1 Conceptual Understanding [20 pts]
a. [5 pts] You’ve just arranged flowers in a clear vase. After you filled the vase with water,
you noticed that the flower stems appear broken at the water line. Using physics, explain
why the flower stems no longer look like straight lines even though you carefully selected
the flowers so that all of them had perfectly straight stems. Is there a way to predict
how the flower stems appear in the glass of water? If so, write down any relevant
equations and state any information that you would need to know about the system in
order to predict the appearance of the flower stems. Be sure to label any variables or
equations that you use.
The stems appear bent because the water and the air have different indices of refraction
(nwater, nair). If we know the angle at which the flowers enter the water, we can use
Snell’s law (n1,λ sin θ1 = n2,λ sin θ2) to predict the degree of apparent bending.
b. [7 pts] In class, we learned a formula for the change in specific intensity accounting
for both absorption and emission. Write down that equation and explain each variable.
Label the term(s) corresponding to absorption and emission. Do the absorption and
emission components look symmetric? If not, explain why. As part of your answer,
define absorption and emission.
The formula is dIλ = −κλρIλds + jλρds. The first term corresponds to absorption,
which is the removal of light from the beam, and the second term corresponds to
emission, which is the addition of light to the beam. The components are:
• κλ: absorption coefficient
• ρ: gas density
• Iλ: intensity
• ds: path length
• jλ: emission coefficient
No, the components are not symmetric. The absorption term contains Iλ and the
emission term does not. The reason why Iλ appears in the absorption term is that you
8
can only absorb light that is present in the beam. In contrast, the level of emission
does not depend on the amount of light already in the beam.
c. [8 pts] You friends made slides showing spectra of different types of stars, but they
forgot to add labels. Looking at the spectra, you notice that the spectrum of Star 1
contains strong Balmer lines; the spectrum of Star 2 contains weaker Balmer lines and
strong Ca II H and K lines; the spectrum of Star 3 reveals molecular absorption by
TiO; and the spectrum of Star 4 contains the same lines as the spectrum of Star 2, but
the spectral lines are much narrower. Your friends say that they included spectra of an
A3 III star, a G2 V star, a G4 III star, and an M3 V star. Match the spectra to the
stellar classifications and explain your reasoning. As part of your answer, explain the
nomenclature used to classify each star (i.e., what is meant by “A3” and “III” in “A3
III”?) and rank the stars in order of decreasing temperature.
The correct answers are:
• Star 1: A3 III because Balmer lines peak near A0
• Star 2: G2 V because the Sun has strong Ca II H & K lines
• Star 3: M3 V because M dwarfs are cool enough that molecular features are
present
• Star 4: G4 III because giant stars have lower surface gravities than dwarf stars.
⁂
» **Problem to work on**
Rewrite the physics problem set from "1 Conceptual Understanding" through "that you use.", using "jar" in place of "vase".
⁂
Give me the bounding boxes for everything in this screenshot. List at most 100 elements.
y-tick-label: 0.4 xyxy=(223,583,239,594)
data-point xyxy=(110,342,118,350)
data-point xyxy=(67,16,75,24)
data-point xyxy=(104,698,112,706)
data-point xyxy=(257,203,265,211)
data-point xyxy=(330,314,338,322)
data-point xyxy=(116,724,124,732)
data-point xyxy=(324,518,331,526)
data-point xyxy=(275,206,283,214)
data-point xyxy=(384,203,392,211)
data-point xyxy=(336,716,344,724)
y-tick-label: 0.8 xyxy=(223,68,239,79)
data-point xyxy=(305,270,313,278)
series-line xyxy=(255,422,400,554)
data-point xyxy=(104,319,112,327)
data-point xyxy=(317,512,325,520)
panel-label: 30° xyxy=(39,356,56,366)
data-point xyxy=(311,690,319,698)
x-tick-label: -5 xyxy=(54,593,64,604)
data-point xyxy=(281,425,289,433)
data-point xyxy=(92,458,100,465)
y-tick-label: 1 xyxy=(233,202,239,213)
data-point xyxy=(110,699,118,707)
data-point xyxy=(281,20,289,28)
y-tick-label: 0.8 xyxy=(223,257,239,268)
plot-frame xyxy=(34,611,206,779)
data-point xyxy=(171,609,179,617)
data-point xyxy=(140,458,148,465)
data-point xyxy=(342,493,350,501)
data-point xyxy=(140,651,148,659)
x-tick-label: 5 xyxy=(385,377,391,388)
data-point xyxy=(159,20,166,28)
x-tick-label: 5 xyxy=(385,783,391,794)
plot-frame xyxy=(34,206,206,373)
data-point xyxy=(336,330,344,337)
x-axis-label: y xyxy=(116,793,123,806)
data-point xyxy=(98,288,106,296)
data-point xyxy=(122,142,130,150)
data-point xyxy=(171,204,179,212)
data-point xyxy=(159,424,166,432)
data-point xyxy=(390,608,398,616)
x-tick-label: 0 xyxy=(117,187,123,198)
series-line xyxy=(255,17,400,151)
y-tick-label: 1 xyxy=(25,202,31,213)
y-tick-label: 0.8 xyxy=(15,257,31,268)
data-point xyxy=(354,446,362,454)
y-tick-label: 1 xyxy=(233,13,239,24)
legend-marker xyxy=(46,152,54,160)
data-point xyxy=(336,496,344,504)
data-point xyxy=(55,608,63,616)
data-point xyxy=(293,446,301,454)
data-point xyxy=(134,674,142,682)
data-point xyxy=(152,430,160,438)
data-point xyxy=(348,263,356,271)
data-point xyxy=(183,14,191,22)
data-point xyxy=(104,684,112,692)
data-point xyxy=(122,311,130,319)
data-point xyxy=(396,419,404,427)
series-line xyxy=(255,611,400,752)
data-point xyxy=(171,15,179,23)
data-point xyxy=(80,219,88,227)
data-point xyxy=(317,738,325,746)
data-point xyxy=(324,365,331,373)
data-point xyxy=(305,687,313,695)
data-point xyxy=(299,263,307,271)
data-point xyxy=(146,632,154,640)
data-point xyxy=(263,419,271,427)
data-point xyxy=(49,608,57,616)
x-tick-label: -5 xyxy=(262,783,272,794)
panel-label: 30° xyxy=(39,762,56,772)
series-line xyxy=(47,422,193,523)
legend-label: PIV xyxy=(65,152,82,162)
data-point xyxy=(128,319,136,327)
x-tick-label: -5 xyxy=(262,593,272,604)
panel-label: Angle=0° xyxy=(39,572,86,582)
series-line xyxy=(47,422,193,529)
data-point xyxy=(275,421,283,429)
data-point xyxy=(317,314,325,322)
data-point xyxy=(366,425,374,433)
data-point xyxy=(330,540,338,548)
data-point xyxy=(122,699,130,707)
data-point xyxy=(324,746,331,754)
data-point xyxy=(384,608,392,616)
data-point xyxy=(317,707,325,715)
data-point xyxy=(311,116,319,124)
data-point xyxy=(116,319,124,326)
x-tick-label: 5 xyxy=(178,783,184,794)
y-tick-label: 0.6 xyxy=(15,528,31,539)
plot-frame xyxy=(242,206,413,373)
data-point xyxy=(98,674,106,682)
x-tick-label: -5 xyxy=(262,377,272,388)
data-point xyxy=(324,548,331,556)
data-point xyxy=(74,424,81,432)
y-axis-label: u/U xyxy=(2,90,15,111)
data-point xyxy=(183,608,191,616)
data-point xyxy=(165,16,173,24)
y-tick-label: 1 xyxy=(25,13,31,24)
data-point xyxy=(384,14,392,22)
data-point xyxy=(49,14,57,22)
⁂
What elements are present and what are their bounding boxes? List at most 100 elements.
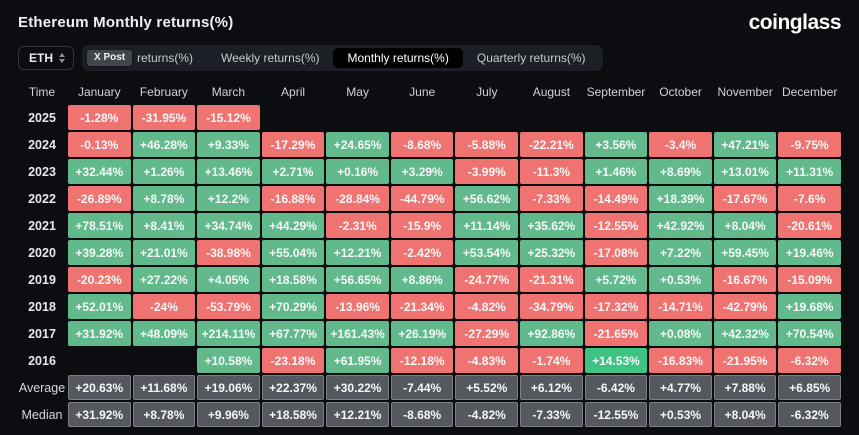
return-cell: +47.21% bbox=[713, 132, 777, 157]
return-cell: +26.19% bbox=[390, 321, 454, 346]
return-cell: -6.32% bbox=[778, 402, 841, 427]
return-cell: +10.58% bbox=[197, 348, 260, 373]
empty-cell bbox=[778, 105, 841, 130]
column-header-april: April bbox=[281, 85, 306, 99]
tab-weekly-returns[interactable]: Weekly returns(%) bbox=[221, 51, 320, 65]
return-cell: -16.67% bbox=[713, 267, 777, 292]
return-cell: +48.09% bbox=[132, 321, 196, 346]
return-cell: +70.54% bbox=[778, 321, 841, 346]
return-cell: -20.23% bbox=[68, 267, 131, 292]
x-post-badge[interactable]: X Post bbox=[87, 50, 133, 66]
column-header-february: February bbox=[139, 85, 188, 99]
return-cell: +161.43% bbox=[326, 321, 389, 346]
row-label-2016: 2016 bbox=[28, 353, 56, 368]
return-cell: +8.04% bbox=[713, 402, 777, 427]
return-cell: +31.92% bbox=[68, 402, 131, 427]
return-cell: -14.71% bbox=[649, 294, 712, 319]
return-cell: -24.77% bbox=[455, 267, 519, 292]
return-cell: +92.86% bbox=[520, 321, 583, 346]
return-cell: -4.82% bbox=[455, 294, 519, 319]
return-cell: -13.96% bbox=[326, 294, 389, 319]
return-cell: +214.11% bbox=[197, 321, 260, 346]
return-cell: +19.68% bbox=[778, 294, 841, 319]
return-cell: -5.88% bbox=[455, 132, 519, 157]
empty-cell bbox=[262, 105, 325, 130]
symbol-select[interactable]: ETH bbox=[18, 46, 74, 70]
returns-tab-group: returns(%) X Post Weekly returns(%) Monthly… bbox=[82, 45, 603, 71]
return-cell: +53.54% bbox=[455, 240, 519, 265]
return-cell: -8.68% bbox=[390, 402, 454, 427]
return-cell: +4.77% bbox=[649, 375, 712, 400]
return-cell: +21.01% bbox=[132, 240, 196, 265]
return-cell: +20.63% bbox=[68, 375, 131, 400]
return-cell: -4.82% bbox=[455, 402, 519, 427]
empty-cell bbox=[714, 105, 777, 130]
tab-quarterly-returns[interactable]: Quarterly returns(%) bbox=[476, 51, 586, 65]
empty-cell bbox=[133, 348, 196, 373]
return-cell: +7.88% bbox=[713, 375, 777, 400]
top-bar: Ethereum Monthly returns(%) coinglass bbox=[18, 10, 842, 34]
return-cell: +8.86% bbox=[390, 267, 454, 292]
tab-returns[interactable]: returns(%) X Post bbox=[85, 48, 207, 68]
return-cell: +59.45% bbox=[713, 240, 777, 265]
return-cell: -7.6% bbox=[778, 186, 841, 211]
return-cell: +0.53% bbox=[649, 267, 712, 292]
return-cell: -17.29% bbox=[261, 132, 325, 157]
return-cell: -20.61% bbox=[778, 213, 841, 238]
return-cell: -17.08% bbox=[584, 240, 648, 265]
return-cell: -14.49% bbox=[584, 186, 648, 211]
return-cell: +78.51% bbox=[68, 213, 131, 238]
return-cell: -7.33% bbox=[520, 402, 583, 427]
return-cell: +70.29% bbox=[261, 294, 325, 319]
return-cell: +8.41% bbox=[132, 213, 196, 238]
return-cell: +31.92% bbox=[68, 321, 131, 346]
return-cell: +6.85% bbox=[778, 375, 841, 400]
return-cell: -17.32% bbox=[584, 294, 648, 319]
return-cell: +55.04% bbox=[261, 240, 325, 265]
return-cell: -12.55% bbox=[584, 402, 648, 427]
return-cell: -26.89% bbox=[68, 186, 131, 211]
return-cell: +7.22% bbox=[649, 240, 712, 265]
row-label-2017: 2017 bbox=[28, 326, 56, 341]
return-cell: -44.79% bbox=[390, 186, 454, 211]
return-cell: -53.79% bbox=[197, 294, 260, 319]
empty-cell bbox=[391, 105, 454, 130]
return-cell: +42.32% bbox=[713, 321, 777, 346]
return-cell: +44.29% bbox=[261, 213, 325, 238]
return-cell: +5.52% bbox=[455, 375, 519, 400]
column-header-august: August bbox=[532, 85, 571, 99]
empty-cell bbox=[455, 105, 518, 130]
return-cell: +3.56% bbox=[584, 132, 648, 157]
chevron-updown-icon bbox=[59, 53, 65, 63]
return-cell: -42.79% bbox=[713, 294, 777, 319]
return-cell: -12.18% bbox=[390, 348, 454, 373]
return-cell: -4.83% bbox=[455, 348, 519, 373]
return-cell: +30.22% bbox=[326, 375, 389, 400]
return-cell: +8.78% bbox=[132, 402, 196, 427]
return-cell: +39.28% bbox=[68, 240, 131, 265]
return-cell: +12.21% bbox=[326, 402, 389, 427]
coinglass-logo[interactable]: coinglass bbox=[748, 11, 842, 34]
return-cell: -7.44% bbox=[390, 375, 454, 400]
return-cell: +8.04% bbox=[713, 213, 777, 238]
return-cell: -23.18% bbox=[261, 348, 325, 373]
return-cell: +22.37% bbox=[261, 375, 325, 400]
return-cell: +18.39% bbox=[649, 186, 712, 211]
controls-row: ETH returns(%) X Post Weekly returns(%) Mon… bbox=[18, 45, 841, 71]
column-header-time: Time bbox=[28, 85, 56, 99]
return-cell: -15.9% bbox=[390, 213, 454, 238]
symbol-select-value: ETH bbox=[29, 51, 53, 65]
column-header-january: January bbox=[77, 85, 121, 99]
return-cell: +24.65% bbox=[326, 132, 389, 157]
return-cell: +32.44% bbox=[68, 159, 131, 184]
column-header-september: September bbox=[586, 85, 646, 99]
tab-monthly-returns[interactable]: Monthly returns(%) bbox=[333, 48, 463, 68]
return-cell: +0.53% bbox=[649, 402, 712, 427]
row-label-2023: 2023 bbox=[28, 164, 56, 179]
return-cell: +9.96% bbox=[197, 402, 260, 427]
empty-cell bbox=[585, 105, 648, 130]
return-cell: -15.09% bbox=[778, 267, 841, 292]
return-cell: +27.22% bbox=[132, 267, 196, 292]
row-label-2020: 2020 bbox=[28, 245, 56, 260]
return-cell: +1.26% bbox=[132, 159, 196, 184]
⁂
» **Output of the task**
1 Conceptual Understanding [20 pts]
a. [5 pts] You’ve just arranged flowers in a clear jar. After you filled the jar with water,
you noticed that the flower stems appear broken at the water line. Using physics, explain
why the flower stems no longer look like straight lines even though you carefully selected
the flowers so that all of them had perfectly straight stems. Is there a way to predict
how the flower stems appear in the glass of water? If so, write down any relevant
equations and state any information that you would need to know about the system in
order to predict the appearance of the flower stems. Be sure to label any variables or
equations that you use.